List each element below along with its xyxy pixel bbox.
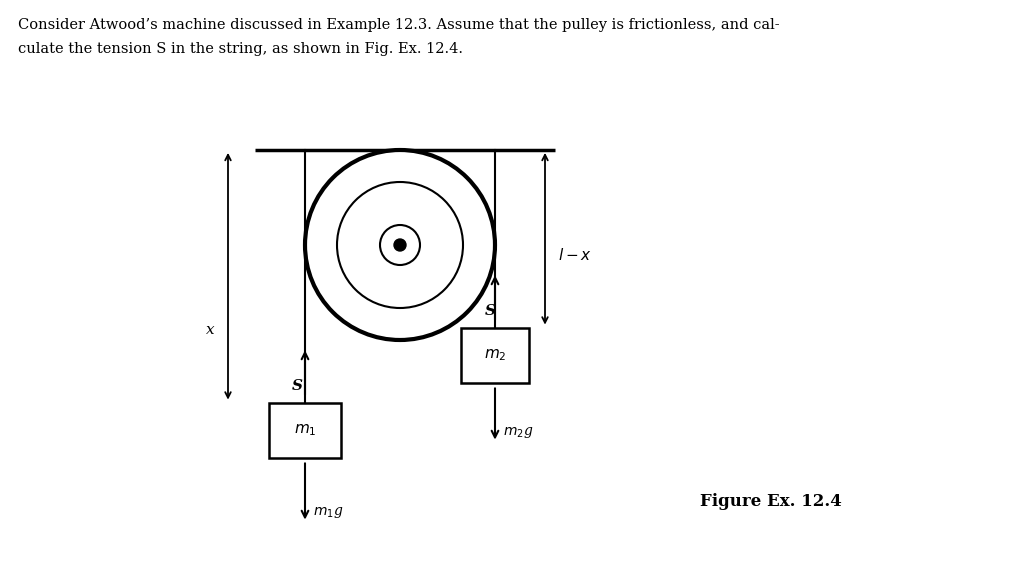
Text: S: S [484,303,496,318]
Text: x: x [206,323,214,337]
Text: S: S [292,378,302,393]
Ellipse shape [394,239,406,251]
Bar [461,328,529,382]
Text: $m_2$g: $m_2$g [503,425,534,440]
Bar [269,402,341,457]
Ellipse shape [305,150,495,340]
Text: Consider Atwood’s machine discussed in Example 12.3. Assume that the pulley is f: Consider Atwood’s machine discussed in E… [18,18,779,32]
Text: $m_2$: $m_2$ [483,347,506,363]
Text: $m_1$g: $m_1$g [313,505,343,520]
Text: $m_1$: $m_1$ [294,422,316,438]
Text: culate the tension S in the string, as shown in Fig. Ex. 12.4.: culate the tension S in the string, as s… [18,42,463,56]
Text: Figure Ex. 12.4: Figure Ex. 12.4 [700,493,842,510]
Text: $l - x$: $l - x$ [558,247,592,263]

*-*-*

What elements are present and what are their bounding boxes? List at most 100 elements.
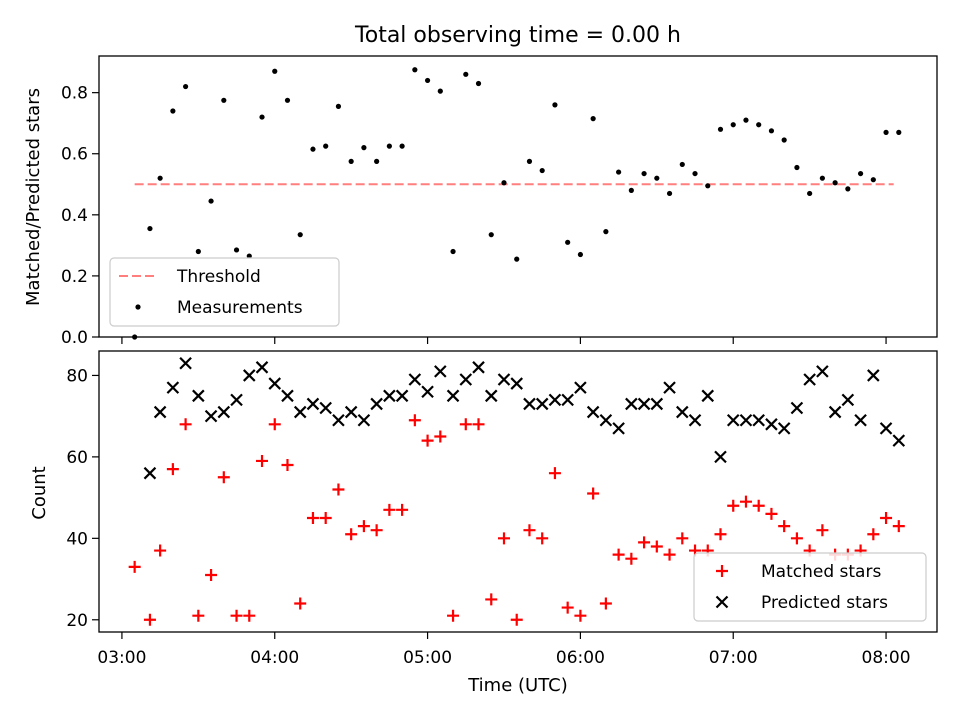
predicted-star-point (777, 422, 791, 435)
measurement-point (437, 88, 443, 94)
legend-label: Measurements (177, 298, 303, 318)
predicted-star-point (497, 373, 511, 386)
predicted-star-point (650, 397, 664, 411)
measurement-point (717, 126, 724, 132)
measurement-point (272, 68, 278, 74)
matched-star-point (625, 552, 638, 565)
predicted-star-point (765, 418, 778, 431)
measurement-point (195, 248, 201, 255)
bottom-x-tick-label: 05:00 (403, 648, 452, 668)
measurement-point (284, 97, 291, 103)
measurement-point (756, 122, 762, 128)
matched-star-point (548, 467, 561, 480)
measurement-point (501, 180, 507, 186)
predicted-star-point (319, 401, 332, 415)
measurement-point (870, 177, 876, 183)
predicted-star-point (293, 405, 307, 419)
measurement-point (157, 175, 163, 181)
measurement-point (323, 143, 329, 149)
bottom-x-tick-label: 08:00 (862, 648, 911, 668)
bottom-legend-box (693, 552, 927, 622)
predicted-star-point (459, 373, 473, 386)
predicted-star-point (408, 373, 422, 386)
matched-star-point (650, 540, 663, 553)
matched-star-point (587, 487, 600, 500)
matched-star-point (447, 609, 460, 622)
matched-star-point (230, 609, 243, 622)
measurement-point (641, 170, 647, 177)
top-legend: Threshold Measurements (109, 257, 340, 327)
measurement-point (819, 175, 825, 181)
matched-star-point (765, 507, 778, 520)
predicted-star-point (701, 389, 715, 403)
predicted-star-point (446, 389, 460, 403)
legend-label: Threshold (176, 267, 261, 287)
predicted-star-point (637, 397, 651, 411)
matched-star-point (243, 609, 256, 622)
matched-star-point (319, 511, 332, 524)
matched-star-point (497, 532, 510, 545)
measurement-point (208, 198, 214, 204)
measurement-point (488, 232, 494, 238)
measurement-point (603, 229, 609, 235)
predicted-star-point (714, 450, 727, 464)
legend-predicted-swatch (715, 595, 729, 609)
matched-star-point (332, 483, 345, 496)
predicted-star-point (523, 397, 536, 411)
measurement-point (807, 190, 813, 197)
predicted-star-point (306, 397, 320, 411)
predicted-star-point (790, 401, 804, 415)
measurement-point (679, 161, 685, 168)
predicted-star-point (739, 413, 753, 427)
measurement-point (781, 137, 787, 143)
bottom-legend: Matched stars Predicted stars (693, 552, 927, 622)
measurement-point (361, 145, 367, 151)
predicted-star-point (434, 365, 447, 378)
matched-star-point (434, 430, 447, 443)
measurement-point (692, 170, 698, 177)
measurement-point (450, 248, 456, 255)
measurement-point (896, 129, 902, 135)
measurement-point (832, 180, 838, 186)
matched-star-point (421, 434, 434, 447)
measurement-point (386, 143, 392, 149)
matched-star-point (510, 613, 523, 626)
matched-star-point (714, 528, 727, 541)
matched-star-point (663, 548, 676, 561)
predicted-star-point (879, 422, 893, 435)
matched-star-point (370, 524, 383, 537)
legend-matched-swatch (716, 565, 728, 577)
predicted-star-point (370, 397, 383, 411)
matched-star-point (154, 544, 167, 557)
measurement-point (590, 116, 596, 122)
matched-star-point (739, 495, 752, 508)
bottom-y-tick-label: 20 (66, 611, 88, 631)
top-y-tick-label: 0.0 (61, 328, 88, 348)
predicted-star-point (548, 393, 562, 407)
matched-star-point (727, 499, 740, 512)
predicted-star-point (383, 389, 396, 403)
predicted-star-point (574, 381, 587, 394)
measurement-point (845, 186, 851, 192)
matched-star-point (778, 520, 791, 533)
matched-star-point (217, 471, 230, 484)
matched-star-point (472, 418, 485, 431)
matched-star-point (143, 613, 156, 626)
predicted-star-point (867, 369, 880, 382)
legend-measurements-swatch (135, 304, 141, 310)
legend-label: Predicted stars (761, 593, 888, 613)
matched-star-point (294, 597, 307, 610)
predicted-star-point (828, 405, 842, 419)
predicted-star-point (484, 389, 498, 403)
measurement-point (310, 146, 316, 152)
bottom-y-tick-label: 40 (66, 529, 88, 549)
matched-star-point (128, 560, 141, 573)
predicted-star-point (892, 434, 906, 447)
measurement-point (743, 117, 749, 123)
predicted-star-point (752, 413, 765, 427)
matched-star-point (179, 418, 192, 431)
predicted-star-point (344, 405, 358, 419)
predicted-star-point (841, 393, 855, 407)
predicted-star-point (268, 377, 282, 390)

*-*-*

:: What to work on ::
Write out the lines from the line with "Text: S: S [484,303,496,318]" to the line with "Text: $m_1$: $m_1$ [294,422,316,438]", keeping both of those lines.

:: Correct output ::
Text: S: S [484,303,496,318]
Text: x: x [206,323,214,337]
Text: S: S [292,378,302,393]
Ellipse shape [394,239,406,251]
Bar [461,328,529,382]
Text: $m_2$g: $m_2$g [503,425,534,440]
Bar [269,402,341,457]
Ellipse shape [305,150,495,340]
Text: Consider Atwood’s machine discussed in Example 12.3. Assume that the pulley is f: Consider Atwood’s machine discussed in E… [18,18,779,32]
Text: $m_2$: $m_2$ [483,347,506,363]
Text: $m_1$g: $m_1$g [313,505,343,520]
Text: $m_1$: $m_1$ [294,422,316,438]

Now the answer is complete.